* Start Given records *
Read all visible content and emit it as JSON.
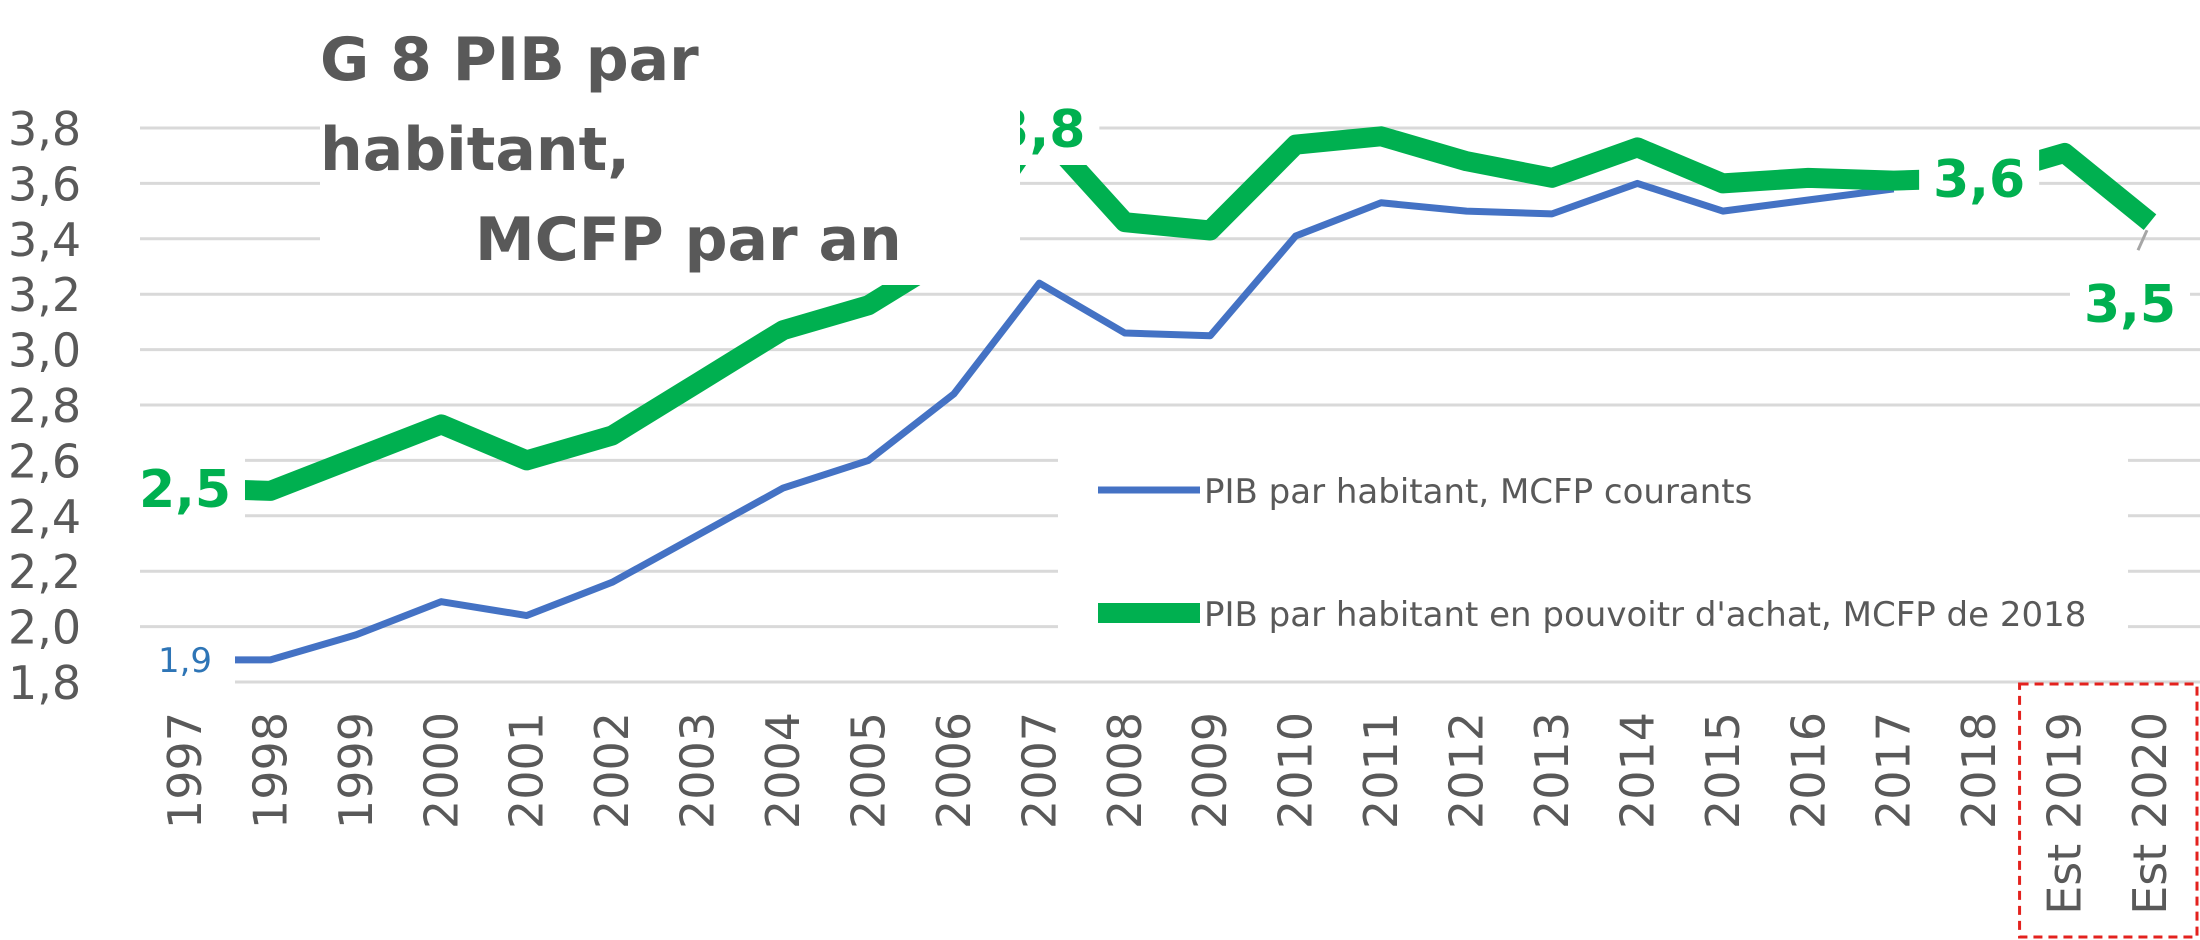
{
  "title": {
    "line1": "G 8  PIB par habitant,",
    "line2": "MCFP par an"
  },
  "colors": {
    "blue": "#4472C4",
    "green": "#00B050",
    "axis_text": "#595959",
    "grid": "#D9D9D9",
    "highlight": "#E3221E",
    "blue_label": "#2E75B6"
  },
  "chart_data": {
    "type": "line",
    "categories": [
      "1997",
      "1998",
      "1999",
      "2000",
      "2001",
      "2002",
      "2003",
      "2004",
      "2005",
      "2006",
      "2007",
      "2008",
      "2009",
      "2010",
      "2011",
      "2012",
      "2013",
      "2014",
      "2015",
      "2016",
      "2017",
      "2018",
      "Est 2019",
      "Est 2020"
    ],
    "ylim": [
      1.8,
      3.8
    ],
    "yticks": [
      "1,8",
      "2,0",
      "2,2",
      "2,4",
      "2,6",
      "2,8",
      "3,0",
      "3,2",
      "3,4",
      "3,6",
      "3,8"
    ],
    "grid": true,
    "legend_position": "center-right",
    "highlight_categories": [
      "Est 2019",
      "Est 2020"
    ],
    "series": [
      {
        "name": "PIB par habitant, MCFP courants",
        "color": "#4472C4",
        "values": [
          1.88,
          1.88,
          1.97,
          2.09,
          2.04,
          2.16,
          2.33,
          2.5,
          2.6,
          2.84,
          3.24,
          3.06,
          3.05,
          3.41,
          3.53,
          3.5,
          3.49,
          3.6,
          3.5,
          3.54,
          3.58,
          null,
          null,
          null
        ]
      },
      {
        "name": "PIB par habitant en pouvoitr d'achat, MCFP de 2018",
        "color": "#00B050",
        "values": [
          2.5,
          2.49,
          2.61,
          2.73,
          2.6,
          2.69,
          2.88,
          3.07,
          3.16,
          3.35,
          3.8,
          3.46,
          3.43,
          3.74,
          3.77,
          3.68,
          3.62,
          3.73,
          3.6,
          3.62,
          3.61,
          3.62,
          3.71,
          3.46
        ]
      }
    ],
    "data_labels": [
      {
        "series": 1,
        "index": 0,
        "text": "1,9"
      },
      {
        "series": 2,
        "index": 0,
        "text": "2,5"
      },
      {
        "series": 2,
        "index": 10,
        "text": "3,8"
      },
      {
        "series": 2,
        "index": 21,
        "text": "3,6"
      },
      {
        "series": 2,
        "index": 23,
        "text": "3,5"
      }
    ]
  }
}
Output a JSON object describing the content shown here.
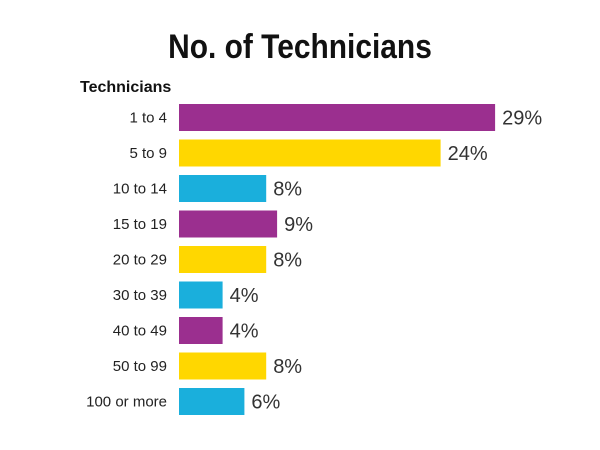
{
  "chart_data": {
    "type": "bar",
    "orientation": "horizontal",
    "title": "No. of Technicians",
    "ylabel": "Technicians",
    "categories": [
      "1 to 4",
      "5 to 9",
      "10 to 14",
      "15 to 19",
      "20 to 29",
      "30 to 39",
      "40 to 49",
      "50 to 99",
      "100 or more"
    ],
    "values": [
      29,
      24,
      8,
      9,
      8,
      4,
      4,
      8,
      6
    ],
    "value_labels": [
      "29%",
      "24%",
      "8%",
      "9%",
      "8%",
      "4%",
      "4%",
      "8%",
      "6%"
    ],
    "bar_colors": [
      "#9b2f8f",
      "#ffd700",
      "#1aafdc",
      "#9b2f8f",
      "#ffd700",
      "#1aafdc",
      "#9b2f8f",
      "#ffd700",
      "#1aafdc"
    ],
    "grid": false,
    "legend": "none"
  }
}
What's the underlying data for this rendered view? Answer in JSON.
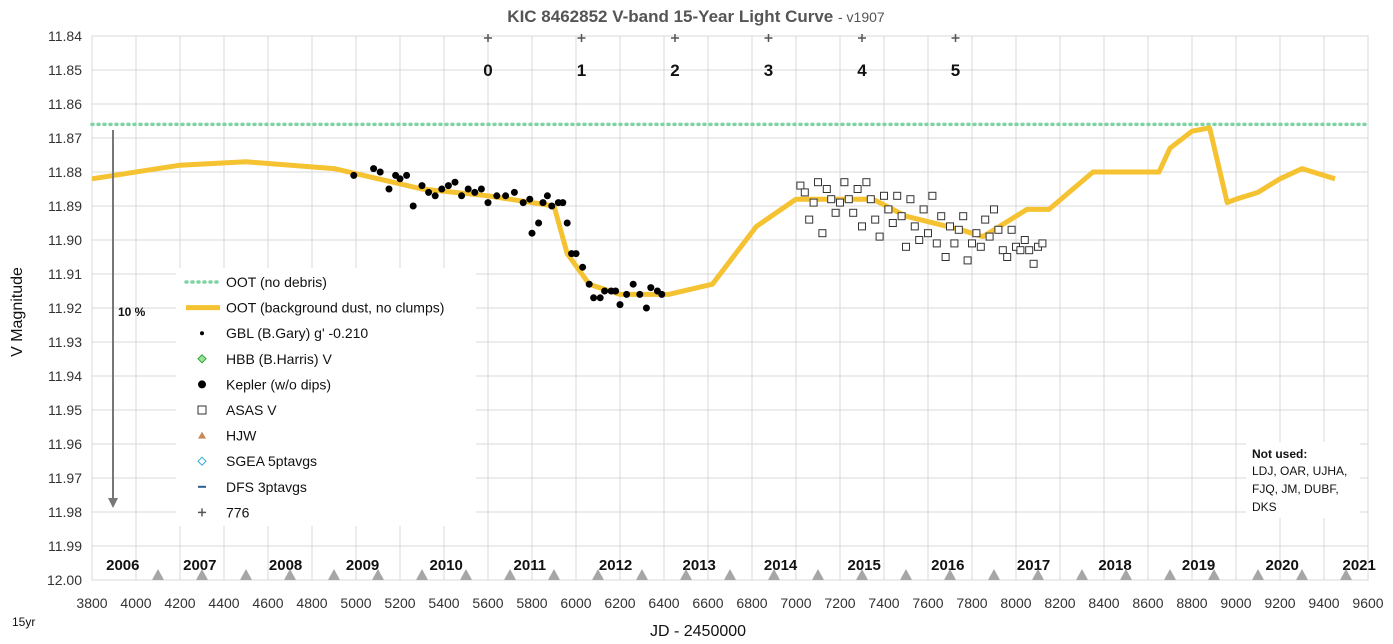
{
  "chart_data": {
    "type": "scatter",
    "title": "KIC 8462852 V-band 15-Year Light Curve",
    "title_suffix": "- v1907",
    "xlabel": "JD - 2450000",
    "ylabel": "V Magnitude",
    "xlim": [
      3800,
      9600
    ],
    "ylim": [
      12.0,
      11.84
    ],
    "y_inverted": true,
    "grid": true,
    "legend_placement": "lower-left",
    "x_ticks": [
      3800,
      4000,
      4200,
      4400,
      4600,
      4800,
      5000,
      5200,
      5400,
      5600,
      5800,
      6000,
      6200,
      6400,
      6600,
      6800,
      7000,
      7200,
      7400,
      7600,
      7800,
      8000,
      8200,
      8400,
      8600,
      8800,
      9000,
      9200,
      9400,
      9600
    ],
    "y_ticks": [
      11.84,
      11.85,
      11.86,
      11.87,
      11.88,
      11.89,
      11.9,
      11.91,
      11.92,
      11.93,
      11.94,
      11.95,
      11.96,
      11.97,
      11.98,
      11.99,
      12.0
    ],
    "scale_arrow_label": "10 %",
    "corner_note": "15yr",
    "not_used_title": "Not used:",
    "not_used_lines": [
      "LDJ, OAR, UJHA,",
      "FJQ, JM, DUBF,",
      "DKS"
    ],
    "epoch_markers": [
      {
        "x": 5560,
        "label": "0"
      },
      {
        "x": 5940,
        "label": "1"
      },
      {
        "x": 6320,
        "label": "2"
      },
      {
        "x": 6700,
        "label": "3"
      },
      {
        "x": 7080,
        "label": "4"
      },
      {
        "x": 7460,
        "label": "5"
      }
    ],
    "epoch_markers_note": "x values of the '+' (776) series in JD-2450000",
    "epoch_plus_x": [
      5600,
      6025,
      6450,
      6875,
      7300,
      7725
    ],
    "year_labels": [
      {
        "x": 3980,
        "label": "2006"
      },
      {
        "x": 4330,
        "label": "2007"
      },
      {
        "x": 4720,
        "label": "2008"
      },
      {
        "x": 5070,
        "label": "2009"
      },
      {
        "x": 5450,
        "label": "2010"
      },
      {
        "x": 5830,
        "label": "2011"
      },
      {
        "x": 6220,
        "label": "2012"
      },
      {
        "x": 6600,
        "label": "2013"
      },
      {
        "x": 6970,
        "label": "2014"
      },
      {
        "x": 7350,
        "label": "2015"
      },
      {
        "x": 7730,
        "label": "2016"
      },
      {
        "x": 8120,
        "label": "2017"
      },
      {
        "x": 8490,
        "label": "2018"
      },
      {
        "x": 8870,
        "label": "2019"
      },
      {
        "x": 9250,
        "label": "2020"
      },
      {
        "x": 9600,
        "label": "2021"
      }
    ],
    "year_triangles_x": [
      4100,
      4300,
      4500,
      4700,
      4900,
      5100,
      5300,
      5500,
      5700,
      5900,
      6100,
      6300,
      6500,
      6700,
      6900,
      7100,
      7300,
      7500,
      7700,
      7900,
      8100,
      8300,
      8500,
      8700,
      8900,
      9100,
      9300,
      9500
    ],
    "legend": [
      {
        "name": "OOT (no debris)",
        "marker": "dotted-line",
        "color": "#7fd3a3"
      },
      {
        "name": "OOT (background dust, no clumps)",
        "marker": "thick-line",
        "color": "#f5c231"
      },
      {
        "name": "GBL (B.Gary) g' -0.210",
        "marker": "small-dot",
        "color": "#000000"
      },
      {
        "name": "HBB (B.Harris) V",
        "marker": "diamond",
        "color": "#2aa52a"
      },
      {
        "name": "Kepler (w/o dips)",
        "marker": "big-dot",
        "color": "#000000"
      },
      {
        "name": "ASAS V",
        "marker": "open-square",
        "color": "#333333"
      },
      {
        "name": "HJW",
        "marker": "triangle",
        "color": "#c88a5a"
      },
      {
        "name": "SGEA 5ptavgs",
        "marker": "open-diamond",
        "color": "#2aa9d6"
      },
      {
        "name": "DFS 3ptavgs",
        "marker": "dash",
        "color": "#2c5f8a"
      },
      {
        "name": "776",
        "marker": "plus",
        "color": "#555555"
      }
    ],
    "series": [
      {
        "name": "OOT (no debris)",
        "kind": "hline",
        "y": 11.866
      },
      {
        "name": "OOT (background dust, no clumps)",
        "kind": "line",
        "x": [
          3800,
          4200,
          4500,
          4900,
          5300,
          5600,
          5900,
          5960,
          6060,
          6200,
          6420,
          6620,
          6820,
          7000,
          7200,
          7350,
          7500,
          7750,
          7850,
          8050,
          8150,
          8350,
          8450,
          8650,
          8700,
          8800,
          8880,
          8960,
          9000,
          9100,
          9200,
          9300,
          9450
        ],
        "y": [
          11.882,
          11.878,
          11.877,
          11.879,
          11.885,
          11.887,
          11.89,
          11.904,
          11.913,
          11.916,
          11.916,
          11.913,
          11.896,
          11.888,
          11.888,
          11.888,
          11.893,
          11.897,
          11.899,
          11.891,
          11.891,
          11.88,
          11.88,
          11.88,
          11.873,
          11.868,
          11.867,
          11.889,
          11.888,
          11.886,
          11.882,
          11.879,
          11.882
        ]
      },
      {
        "name": "Kepler (w/o dips)",
        "kind": "points",
        "x": [
          4990,
          5080,
          5110,
          5150,
          5180,
          5200,
          5230,
          5260,
          5300,
          5330,
          5360,
          5390,
          5420,
          5450,
          5480,
          5510,
          5540,
          5570,
          5600,
          5640,
          5680,
          5720,
          5760,
          5790,
          5800,
          5830,
          5850,
          5870,
          5890,
          5920,
          5940,
          5960,
          5980,
          6000,
          6030,
          6060,
          6080,
          6110,
          6130,
          6160,
          6180,
          6200,
          6230,
          6260,
          6290,
          6320,
          6340,
          6370,
          6390
        ],
        "y": [
          11.881,
          11.879,
          11.88,
          11.885,
          11.881,
          11.882,
          11.881,
          11.89,
          11.884,
          11.886,
          11.887,
          11.885,
          11.884,
          11.883,
          11.887,
          11.885,
          11.886,
          11.885,
          11.889,
          11.887,
          11.887,
          11.886,
          11.889,
          11.888,
          11.898,
          11.895,
          11.889,
          11.887,
          11.89,
          11.889,
          11.889,
          11.895,
          11.904,
          11.904,
          11.908,
          11.913,
          11.917,
          11.917,
          11.915,
          11.915,
          11.915,
          11.919,
          11.916,
          11.913,
          11.916,
          11.92,
          11.914,
          11.915,
          11.916
        ]
      },
      {
        "name": "ASAS V",
        "kind": "points",
        "x": [
          7020,
          7040,
          7060,
          7080,
          7100,
          7120,
          7140,
          7160,
          7180,
          7200,
          7220,
          7240,
          7260,
          7280,
          7300,
          7320,
          7340,
          7360,
          7380,
          7400,
          7420,
          7440,
          7460,
          7480,
          7500,
          7520,
          7540,
          7560,
          7580,
          7600,
          7620,
          7640,
          7660,
          7680,
          7700,
          7720,
          7740,
          7760,
          7780,
          7800,
          7820,
          7840,
          7860,
          7880,
          7900,
          7920,
          7940,
          7960,
          7980,
          8000,
          8020,
          8040,
          8060,
          8080,
          8100,
          8120
        ],
        "y": [
          11.884,
          11.886,
          11.894,
          11.889,
          11.883,
          11.898,
          11.885,
          11.888,
          11.892,
          11.889,
          11.883,
          11.888,
          11.892,
          11.885,
          11.896,
          11.883,
          11.888,
          11.894,
          11.899,
          11.887,
          11.891,
          11.895,
          11.887,
          11.893,
          11.902,
          11.888,
          11.896,
          11.9,
          11.891,
          11.898,
          11.887,
          11.901,
          11.893,
          11.905,
          11.896,
          11.901,
          11.897,
          11.893,
          11.906,
          11.901,
          11.898,
          11.902,
          11.894,
          11.899,
          11.891,
          11.897,
          11.903,
          11.905,
          11.897,
          11.902,
          11.903,
          11.9,
          11.903,
          11.907,
          11.902,
          11.901
        ]
      },
      {
        "name": "776",
        "kind": "points",
        "x": [
          5600,
          6025,
          6450,
          6875,
          7300,
          7725
        ],
        "y": [
          11.841,
          11.841,
          11.841,
          11.841,
          11.841,
          11.841
        ]
      }
    ]
  }
}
* End Given records *
Extract each line from the listing that holds the word "MCFP".

    "line2": "MCFP par an"
        "name": "PIB par habitant, MCFP courants",
        "name": "PIB par habitant en pouvoitr d'achat, MCFP de 2018",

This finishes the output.